Data tied to figure images
+ + +
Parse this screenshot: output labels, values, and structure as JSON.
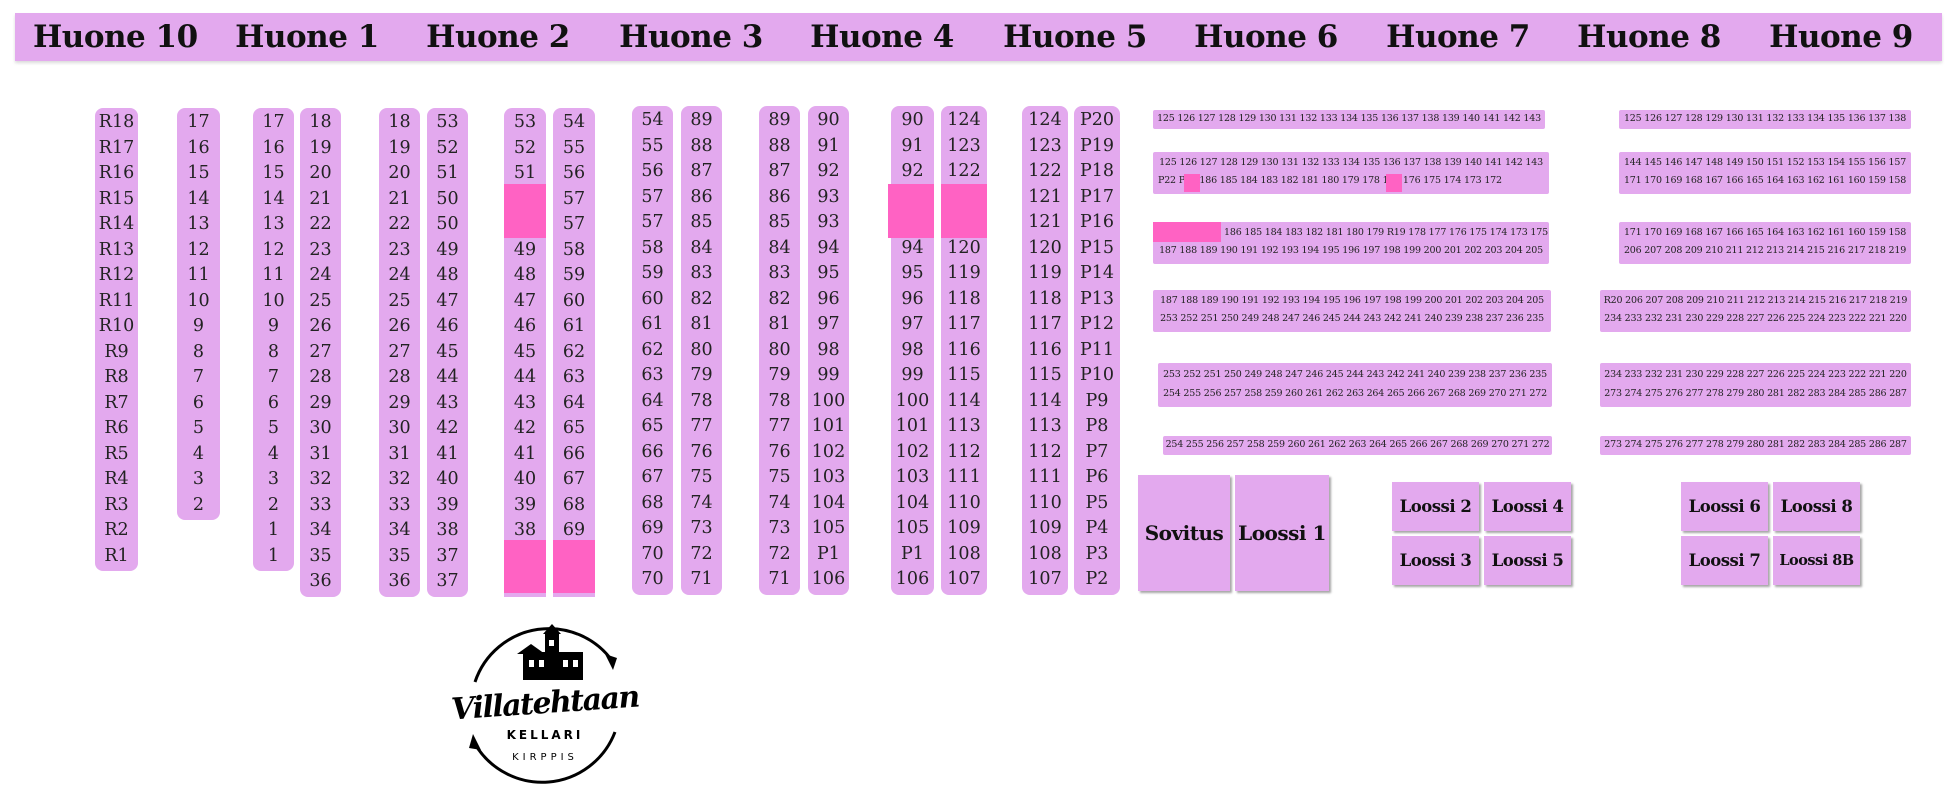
{
  "rooms": [
    "Huone 10",
    "Huone 1",
    "Huone 2",
    "Huone 3",
    "Huone 4",
    "Huone 5",
    "Huone 6",
    "Huone 7",
    "Huone 8",
    "Huone 9"
  ],
  "colors": {
    "tile": "#e3a9ee",
    "taken": "#ff62c3"
  },
  "columns": [
    {
      "values": [
        "R18",
        "R17",
        "R16",
        "R15",
        "R14",
        "R13",
        "R12",
        "R11",
        "R10",
        "R9",
        "R8",
        "R7",
        "R6",
        "R5",
        "R4",
        "R3",
        "R2",
        "R1"
      ]
    },
    {
      "values": [
        "17",
        "16",
        "15",
        "14",
        "13",
        "12",
        "11",
        "10",
        "9",
        "8",
        "7",
        "6",
        "5",
        "4",
        "3",
        "2"
      ]
    },
    {
      "values": [
        "17",
        "16",
        "15",
        "14",
        "13",
        "12",
        "11",
        "10",
        "9",
        "8",
        "7",
        "6",
        "5",
        "4",
        "3",
        "2",
        "1",
        "1"
      ]
    },
    {
      "values": [
        "18",
        "19",
        "20",
        "21",
        "22",
        "23",
        "24",
        "25",
        "26",
        "27",
        "28",
        "29",
        "30",
        "31",
        "32",
        "33",
        "34",
        "35",
        "36"
      ]
    },
    {
      "values": [
        "18",
        "19",
        "20",
        "21",
        "22",
        "23",
        "24",
        "25",
        "26",
        "27",
        "28",
        "29",
        "30",
        "31",
        "32",
        "33",
        "34",
        "35",
        "36"
      ]
    },
    {
      "values": [
        "53",
        "52",
        "51",
        "50",
        "50",
        "49",
        "48",
        "47",
        "46",
        "45",
        "44",
        "43",
        "42",
        "41",
        "40",
        "39",
        "38",
        "37",
        "37"
      ]
    },
    {
      "values": [
        "53",
        "52",
        "51",
        "",
        "",
        "49",
        "48",
        "47",
        "46",
        "45",
        "44",
        "43",
        "42",
        "41",
        "40",
        "39",
        "38",
        "",
        ""
      ]
    },
    {
      "values": [
        "54",
        "55",
        "56",
        "57",
        "57",
        "58",
        "59",
        "60",
        "61",
        "62",
        "63",
        "64",
        "65",
        "66",
        "67",
        "68",
        "69",
        "",
        ""
      ]
    },
    {
      "values": [
        "54",
        "55",
        "56",
        "57",
        "57",
        "58",
        "59",
        "60",
        "61",
        "62",
        "63",
        "64",
        "65",
        "66",
        "67",
        "68",
        "69",
        "70",
        "70"
      ]
    },
    {
      "values": [
        "89",
        "88",
        "87",
        "86",
        "85",
        "84",
        "83",
        "82",
        "81",
        "80",
        "79",
        "78",
        "77",
        "76",
        "75",
        "74",
        "73",
        "72",
        "71"
      ]
    },
    {
      "values": [
        "89",
        "88",
        "87",
        "86",
        "85",
        "84",
        "83",
        "82",
        "81",
        "80",
        "79",
        "78",
        "77",
        "76",
        "75",
        "74",
        "73",
        "72",
        "71"
      ]
    },
    {
      "values": [
        "90",
        "91",
        "92",
        "93",
        "93",
        "94",
        "95",
        "96",
        "97",
        "98",
        "99",
        "100",
        "101",
        "102",
        "103",
        "104",
        "105",
        "P1",
        "106"
      ]
    },
    {
      "values": [
        "90",
        "91",
        "92",
        "",
        "",
        "94",
        "95",
        "96",
        "97",
        "98",
        "99",
        "100",
        "101",
        "102",
        "103",
        "104",
        "105",
        "P1",
        "106"
      ]
    },
    {
      "values": [
        "124",
        "123",
        "122",
        "",
        "",
        "120",
        "119",
        "118",
        "117",
        "116",
        "115",
        "114",
        "113",
        "112",
        "111",
        "110",
        "109",
        "108",
        "107"
      ]
    },
    {
      "values": [
        "124",
        "123",
        "122",
        "121",
        "121",
        "120",
        "119",
        "118",
        "117",
        "116",
        "115",
        "114",
        "113",
        "112",
        "111",
        "110",
        "109",
        "108",
        "107"
      ]
    },
    {
      "values": [
        "P20",
        "P19",
        "P18",
        "P17",
        "P16",
        "P15",
        "P14",
        "P13",
        "P12",
        "P11",
        "P10",
        "P9",
        "P8",
        "P7",
        "P6",
        "P5",
        "P4",
        "P3",
        "P2"
      ]
    }
  ],
  "huone6_rows": [
    [
      "125 126 127 128 129 130 131 132 133 134 135 136 137 138 139 140 141 142 143"
    ],
    [
      "125 126 127 128 129 130 131 132 133 134 135 136 137 138 139 140 141 142 143",
      "P22       P21 186 185 184 183 182 181 180 179       178 177 176 175 174 173 172"
    ],
    [
      "186 185 184 183 182 181 180 179 R19 178 177 176 175 174 173 175",
      "187 188 189 190 191 192 193 194 195 196 197 198 199 200 201 202 203 204 205"
    ],
    [
      "187 188 189 190 191 192 193 194 195 196 197 198 199 200 201 202 203 204 205",
      "253 252 251 250 249 248 247 246 245 244 243 242 241 240 239 238 237 236 235"
    ],
    [
      "253 252 251 250 249 248 247 246 245 244 243 242 241 240 239 238 237 236 235",
      "254 255 256 257 258 259 260 261 262 263 264 265 266 267 268 269 270 271 272"
    ],
    [
      "254 255 256 257 258 259 260 261 262 263 264 265 266 267 268 269 270 271 272"
    ]
  ],
  "huone8_rows": [
    [
      "125 126 127 128 129 130 131 132 133 134 135 136 137 138"
    ],
    [
      "144 145 146 147 148 149 150 151 152 153 154 155 156 157",
      "171 170 169 168 167 166 165 164 163 162 161 160 159 158"
    ],
    [
      "171 170 169 168 167 166 165 164 163 162 161 160 159 158",
      "206 207 208 209 210 211 212 213 214 215 216 217 218 219"
    ],
    [
      "R20 206 207 208 209 210 211 212 213 214 215 216 217 218 219",
      "234 233 232 231 230 229 228 227 226 225 224 223 222 221 220"
    ],
    [
      "234 233 232 231 230 229 228 227 226 225 224 223 222 221 220",
      "273 274 275 276 277 278 279 280 281 282 283 284 285 286 287"
    ],
    [
      "273 274 275 276 277 278 279 280 281 282 283 284 285 286 287"
    ]
  ],
  "boxes": [
    "Sovitus",
    "Loossi 1",
    "Loossi 2",
    "Loossi 4",
    "Loossi 3",
    "Loossi 5",
    "Loossi 6",
    "Loossi 8",
    "Loossi 7",
    "Loossi 8B"
  ],
  "logo": {
    "name": "Villatehtaan",
    "sub": "KELLARI",
    "sub2": "KIRPPIS"
  }
}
+ + +
● **Given task**: Isolate the lines above that contain the word "Loossi" and copy them.

● **Full output**:
    "Loossi 1",
    "Loossi 2",
    "Loossi 4",
    "Loossi 3",
    "Loossi 5",
    "Loossi 6",
    "Loossi 8",
    "Loossi 7",
    "Loossi 8B"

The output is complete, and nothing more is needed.